*THE TASK*: Copy out every line of the entries below word for word, leaving out the pictures.

• • • •

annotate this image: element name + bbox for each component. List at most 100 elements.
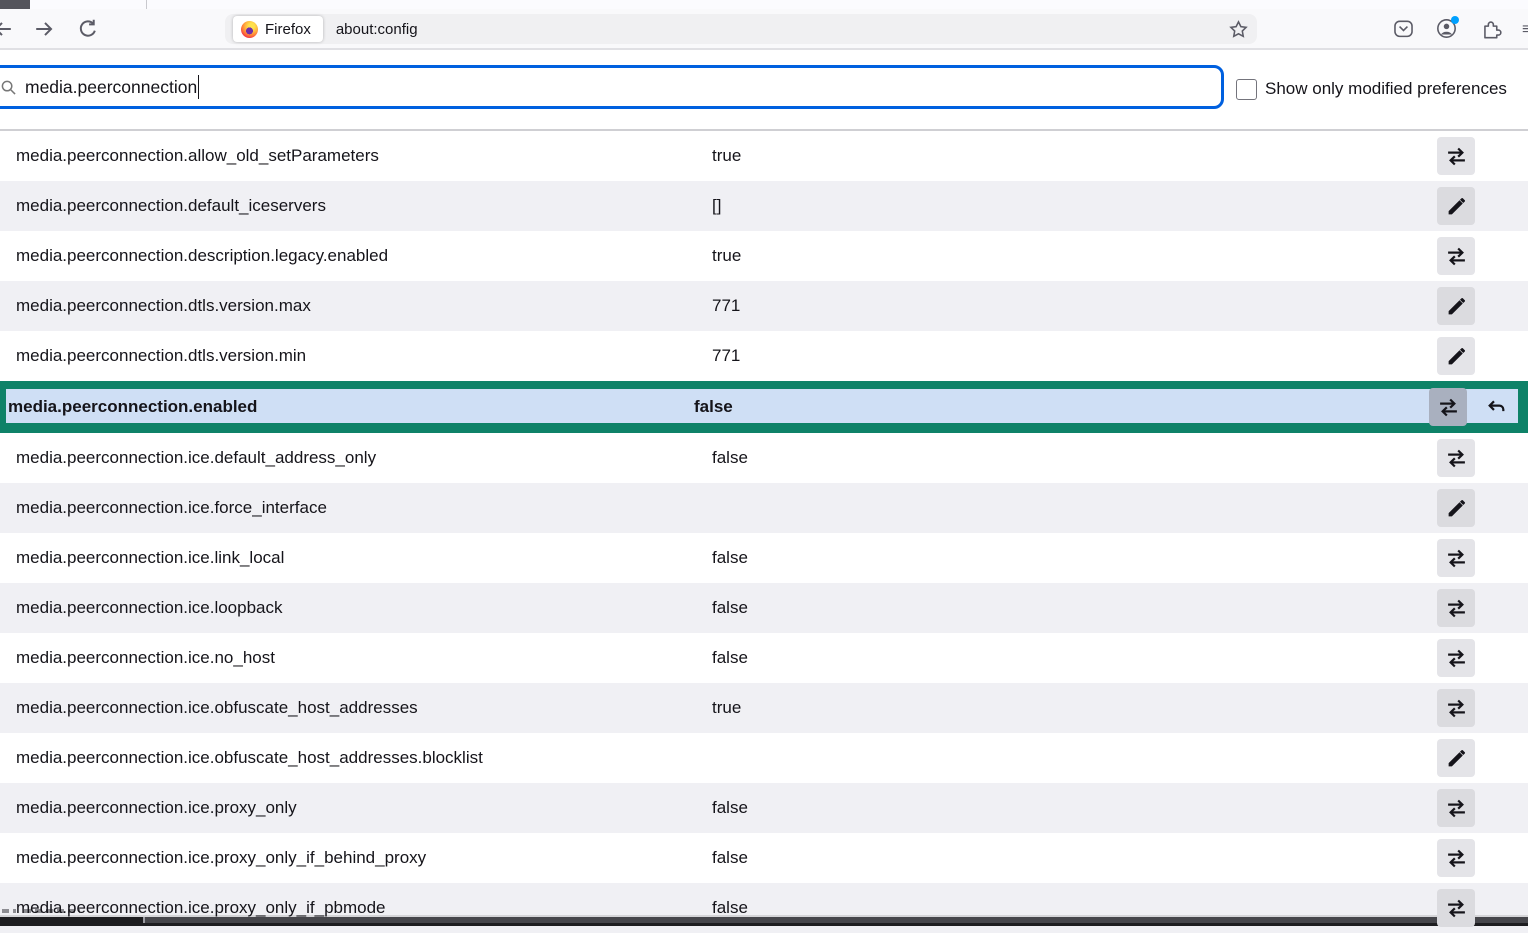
pref-value: true: [712, 698, 1432, 718]
pref-row[interactable]: media.peerconnection.ice.force_interface: [0, 483, 1528, 533]
pref-actions: [1432, 789, 1528, 827]
pref-actions: [1429, 388, 1515, 426]
pref-name: media.peerconnection.ice.obfuscate_host_…: [0, 748, 712, 768]
pref-row[interactable]: media.peerconnection.ice.link_local fals…: [0, 533, 1528, 583]
tab-strip: [0, 0, 1528, 9]
pref-actions: [1432, 439, 1528, 477]
pref-name: media.peerconnection.ice.proxy_only_if_p…: [0, 898, 712, 918]
pref-row[interactable]: media.peerconnection.ice.no_host false: [0, 633, 1528, 683]
pref-actions: [1432, 287, 1528, 325]
pref-name: media.peerconnection.ice.proxy_only_if_b…: [0, 848, 712, 868]
forward-icon[interactable]: [34, 18, 56, 40]
pref-value: 771: [712, 346, 1432, 366]
browser-toolbar: Firefox about:config ≡: [0, 9, 1528, 50]
toggle-pref-button[interactable]: [1437, 839, 1475, 877]
pref-value: false: [712, 448, 1432, 468]
pref-row[interactable]: media.peerconnection.description.legacy.…: [0, 231, 1528, 281]
pref-name: media.peerconnection.ice.loopback: [0, 598, 712, 618]
site-identity-chip[interactable]: Firefox: [233, 16, 323, 42]
pref-row[interactable]: media.peerconnection.ice.default_address…: [0, 433, 1528, 483]
text-caret: [198, 75, 199, 99]
pref-name: media.peerconnection.ice.no_host: [0, 648, 712, 668]
pref-name: media.peerconnection.ice.default_address…: [0, 448, 712, 468]
pref-row[interactable]: media.peerconnection.dtls.version.max 77…: [0, 281, 1528, 331]
site-identity-label: Firefox: [265, 21, 311, 38]
firefox-favicon-icon: [241, 21, 258, 38]
pref-name: media.peerconnection.default_iceservers: [0, 196, 712, 216]
pref-actions: [1432, 889, 1528, 927]
pref-row[interactable]: media.peerconnection.ice.obfuscate_host_…: [0, 733, 1528, 783]
account-notification-dot: [1451, 16, 1459, 24]
pref-row[interactable]: media.peerconnection.dtls.version.min 77…: [0, 331, 1528, 381]
toggle-pref-button[interactable]: [1437, 439, 1475, 477]
pref-value: true: [712, 246, 1432, 266]
toggle-pref-button[interactable]: [1437, 237, 1475, 275]
toggle-pref-button[interactable]: [1429, 388, 1467, 426]
pref-actions: [1432, 689, 1528, 727]
pref-actions: [1432, 337, 1528, 375]
pref-value: 771: [712, 296, 1432, 316]
pref-actions: [1432, 739, 1528, 777]
pref-value: false: [712, 548, 1432, 568]
pref-value: true: [712, 146, 1432, 166]
edit-pref-button[interactable]: [1437, 489, 1475, 527]
reload-icon[interactable]: [77, 18, 99, 40]
toggle-pref-button[interactable]: [1437, 789, 1475, 827]
pref-row[interactable]: media.peerconnection.allow_old_setParame…: [0, 131, 1528, 181]
pref-value: false: [712, 898, 1432, 918]
pref-name: media.peerconnection.enabled: [0, 397, 694, 417]
pref-name: media.peerconnection.ice.proxy_only: [0, 798, 712, 818]
toggle-pref-button[interactable]: [1437, 589, 1475, 627]
show-modified-checkbox[interactable]: [1236, 79, 1257, 100]
pref-row[interactable]: media.peerconnection.ice.obfuscate_host_…: [0, 683, 1528, 733]
pref-value: false: [712, 648, 1432, 668]
pocket-icon[interactable]: [1393, 18, 1414, 39]
pref-value: []: [712, 196, 1432, 216]
bookmark-star-icon[interactable]: [1229, 20, 1248, 39]
pref-name: media.peerconnection.allow_old_setParame…: [0, 146, 712, 166]
pref-row[interactable]: media.peerconnection.ice.loopback false: [0, 583, 1528, 633]
search-input-value: media.peerconnection: [25, 77, 197, 98]
pref-name: media.peerconnection.dtls.version.min: [0, 346, 712, 366]
show-modified-label[interactable]: Show only modified preferences: [1265, 79, 1507, 99]
pref-name: media.peerconnection.ice.obfuscate_host_…: [0, 698, 712, 718]
pref-value: false: [712, 798, 1432, 818]
pref-row[interactable]: media.peerconnection.default_iceservers …: [0, 181, 1528, 231]
toggle-pref-button[interactable]: [1437, 137, 1475, 175]
pref-actions: [1432, 839, 1528, 877]
toggle-pref-button[interactable]: [1437, 889, 1475, 927]
extensions-puzzle-icon[interactable]: [1481, 18, 1502, 39]
pref-value: false: [694, 397, 1528, 417]
pref-name: media.peerconnection.dtls.version.max: [0, 296, 712, 316]
prefs-table: media.peerconnection.allow_old_setParame…: [0, 129, 1528, 933]
edit-pref-button[interactable]: [1437, 337, 1475, 375]
pref-actions: [1432, 187, 1528, 225]
pref-name: media.peerconnection.ice.link_local: [0, 548, 712, 568]
pref-row[interactable]: media.peerconnection.ice.proxy_only_if_b…: [0, 833, 1528, 883]
search-input[interactable]: media.peerconnection: [0, 65, 1224, 109]
pref-value: false: [712, 848, 1432, 868]
pref-actions: [1432, 489, 1528, 527]
toggle-pref-button[interactable]: [1437, 639, 1475, 677]
menu-icon[interactable]: ≡: [1522, 21, 1528, 37]
reset-pref-button[interactable]: [1477, 388, 1515, 426]
pref-row[interactable]: media.peerconnection.enabled false: [0, 381, 1528, 433]
pref-name: media.peerconnection.description.legacy.…: [0, 246, 712, 266]
pref-actions: [1432, 639, 1528, 677]
toggle-pref-button[interactable]: [1437, 539, 1475, 577]
url-bar[interactable]: Firefox about:config: [225, 14, 1257, 44]
toggle-pref-button[interactable]: [1437, 689, 1475, 727]
pref-actions: [1432, 589, 1528, 627]
pref-name: media.peerconnection.ice.force_interface: [0, 498, 712, 518]
edit-pref-button[interactable]: [1437, 187, 1475, 225]
tab-separator: [146, 0, 147, 9]
pref-actions: [1432, 137, 1528, 175]
edit-pref-button[interactable]: [1437, 739, 1475, 777]
pref-row[interactable]: media.peerconnection.ice.proxy_only fals…: [0, 783, 1528, 833]
pref-actions: [1432, 539, 1528, 577]
pref-value: false: [712, 598, 1432, 618]
url-text: about:config: [336, 21, 418, 38]
back-icon[interactable]: [0, 18, 13, 40]
account-icon[interactable]: [1436, 18, 1457, 39]
edit-pref-button[interactable]: [1437, 287, 1475, 325]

• • • •

*THE SOLUTION*:
annotate this image: element name + bbox for each component. List at most 100 elements.
pref-value: true: [712, 698, 1432, 718]
pref-row[interactable]: media.peerconnection.ice.force_interface: [0, 483, 1528, 533]
pref-actions: [1432, 789, 1528, 827]
pref-actions: [1429, 388, 1515, 426]
pref-name: media.peerconnection.ice.obfuscate_host_…: [0, 748, 712, 768]
pref-row[interactable]: media.peerconnection.ice.link_local fals…: [0, 533, 1528, 583]
tab-strip: [0, 0, 1528, 9]
pref-actions: [1432, 439, 1528, 477]
pref-name: media.peerconnection.ice.proxy_only_if_p…: [0, 898, 712, 918]
pref-row[interactable]: media.peerconnection.ice.no_host false: [0, 633, 1528, 683]
pref-actions: [1432, 287, 1528, 325]
pref-name: media.peerconnection.ice.proxy_only_if_b…: [0, 848, 712, 868]
forward-icon[interactable]: [34, 18, 56, 40]
pref-value: 771: [712, 346, 1432, 366]
browser-toolbar: Firefox about:config ≡: [0, 9, 1528, 50]
toggle-pref-button[interactable]: [1437, 839, 1475, 877]
pref-value: false: [712, 448, 1432, 468]
pref-row[interactable]: media.peerconnection.description.legacy.…: [0, 231, 1528, 281]
pref-name: media.peerconnection.ice.loopback: [0, 598, 712, 618]
site-identity-chip[interactable]: Firefox: [233, 16, 323, 42]
pref-row[interactable]: media.peerconnection.ice.default_address…: [0, 433, 1528, 483]
text-caret: [198, 75, 199, 99]
pref-name: media.peerconnection.ice.no_host: [0, 648, 712, 668]
pref-name: media.peerconnection.ice.default_address…: [0, 448, 712, 468]
pref-row[interactable]: media.peerconnection.dtls.version.max 77…: [0, 281, 1528, 331]
site-identity-label: Firefox: [265, 21, 311, 38]
firefox-favicon-icon: [241, 21, 258, 38]
pref-name: media.peerconnection.default_iceservers: [0, 196, 712, 216]
pref-actions: [1432, 889, 1528, 927]
pref-row[interactable]: media.peerconnection.ice.obfuscate_host_…: [0, 733, 1528, 783]
account-notification-dot: [1451, 16, 1459, 24]
pref-row[interactable]: media.peerconnection.dtls.version.min 77…: [0, 331, 1528, 381]
toggle-pref-button[interactable]: [1437, 439, 1475, 477]
pref-value: true: [712, 246, 1432, 266]
toggle-pref-button[interactable]: [1437, 237, 1475, 275]
toggle-pref-button[interactable]: [1429, 388, 1467, 426]
pref-actions: [1432, 689, 1528, 727]
pref-actions: [1432, 337, 1528, 375]
pref-value: 771: [712, 296, 1432, 316]
pref-actions: [1432, 739, 1528, 777]
pref-value: false: [712, 548, 1432, 568]
pref-value: true: [712, 146, 1432, 166]
edit-pref-button[interactable]: [1437, 489, 1475, 527]
reload-icon[interactable]: [77, 18, 99, 40]
toggle-pref-button[interactable]: [1437, 789, 1475, 827]
pref-row[interactable]: media.peerconnection.allow_old_setParame…: [0, 131, 1528, 181]
pref-value: false: [712, 898, 1432, 918]
pref-name: media.peerconnection.enabled: [0, 397, 694, 417]
pref-name: media.peerconnection.ice.proxy_only: [0, 798, 712, 818]
toggle-pref-button[interactable]: [1437, 589, 1475, 627]
show-modified-checkbox[interactable]: [1236, 79, 1257, 100]
pref-row[interactable]: media.peerconnection.ice.obfuscate_host_…: [0, 683, 1528, 733]
pref-value: false: [712, 648, 1432, 668]
pocket-icon[interactable]: [1393, 18, 1414, 39]
pref-value: []: [712, 196, 1432, 216]
bookmark-star-icon[interactable]: [1229, 20, 1248, 39]
pref-name: media.peerconnection.allow_old_setParame…: [0, 146, 712, 166]
pref-row[interactable]: media.peerconnection.ice.loopback false: [0, 583, 1528, 633]
search-input-value: media.peerconnection: [25, 77, 197, 98]
pref-name: media.peerconnection.dtls.version.min: [0, 346, 712, 366]
show-modified-label[interactable]: Show only modified preferences: [1265, 79, 1507, 99]
pref-name: media.peerconnection.ice.obfuscate_host_…: [0, 698, 712, 718]
pref-value: false: [712, 798, 1432, 818]
pref-row[interactable]: media.peerconnection.default_iceservers …: [0, 181, 1528, 231]
toggle-pref-button[interactable]: [1437, 137, 1475, 175]
pref-actions: [1432, 839, 1528, 877]
toggle-pref-button[interactable]: [1437, 889, 1475, 927]
extensions-puzzle-icon[interactable]: [1481, 18, 1502, 39]
pref-value: false: [694, 397, 1528, 417]
pref-name: media.peerconnection.dtls.version.max: [0, 296, 712, 316]
prefs-table: media.peerconnection.allow_old_setParame…: [0, 129, 1528, 933]
edit-pref-button[interactable]: [1437, 337, 1475, 375]
pref-actions: [1432, 187, 1528, 225]
pref-name: media.peerconnection.ice.link_local: [0, 548, 712, 568]
pref-row[interactable]: media.peerconnection.ice.proxy_only_if_b…: [0, 833, 1528, 883]
search-input[interactable]: media.peerconnection: [0, 65, 1224, 109]
pref-value: false: [712, 848, 1432, 868]
pref-actions: [1432, 489, 1528, 527]
toggle-pref-button[interactable]: [1437, 639, 1475, 677]
menu-icon[interactable]: ≡: [1522, 21, 1528, 37]
reset-pref-button[interactable]: [1477, 388, 1515, 426]
pref-row[interactable]: media.peerconnection.enabled false: [0, 381, 1528, 433]
pref-name: media.peerconnection.description.legacy.…: [0, 246, 712, 266]
pref-actions: [1432, 639, 1528, 677]
toggle-pref-button[interactable]: [1437, 539, 1475, 577]
url-bar[interactable]: Firefox about:config: [225, 14, 1257, 44]
toggle-pref-button[interactable]: [1437, 689, 1475, 727]
pref-actions: [1432, 589, 1528, 627]
pref-name: media.peerconnection.ice.force_interface: [0, 498, 712, 518]
edit-pref-button[interactable]: [1437, 187, 1475, 225]
tab-separator: [146, 0, 147, 9]
pref-actions: [1432, 137, 1528, 175]
edit-pref-button[interactable]: [1437, 739, 1475, 777]
pref-row[interactable]: media.peerconnection.ice.proxy_only fals…: [0, 783, 1528, 833]
pref-actions: [1432, 539, 1528, 577]
pref-value: false: [712, 598, 1432, 618]
url-text: about:config: [336, 21, 418, 38]
back-icon[interactable]: [0, 18, 13, 40]
account-icon[interactable]: [1436, 18, 1457, 39]
edit-pref-button[interactable]: [1437, 287, 1475, 325]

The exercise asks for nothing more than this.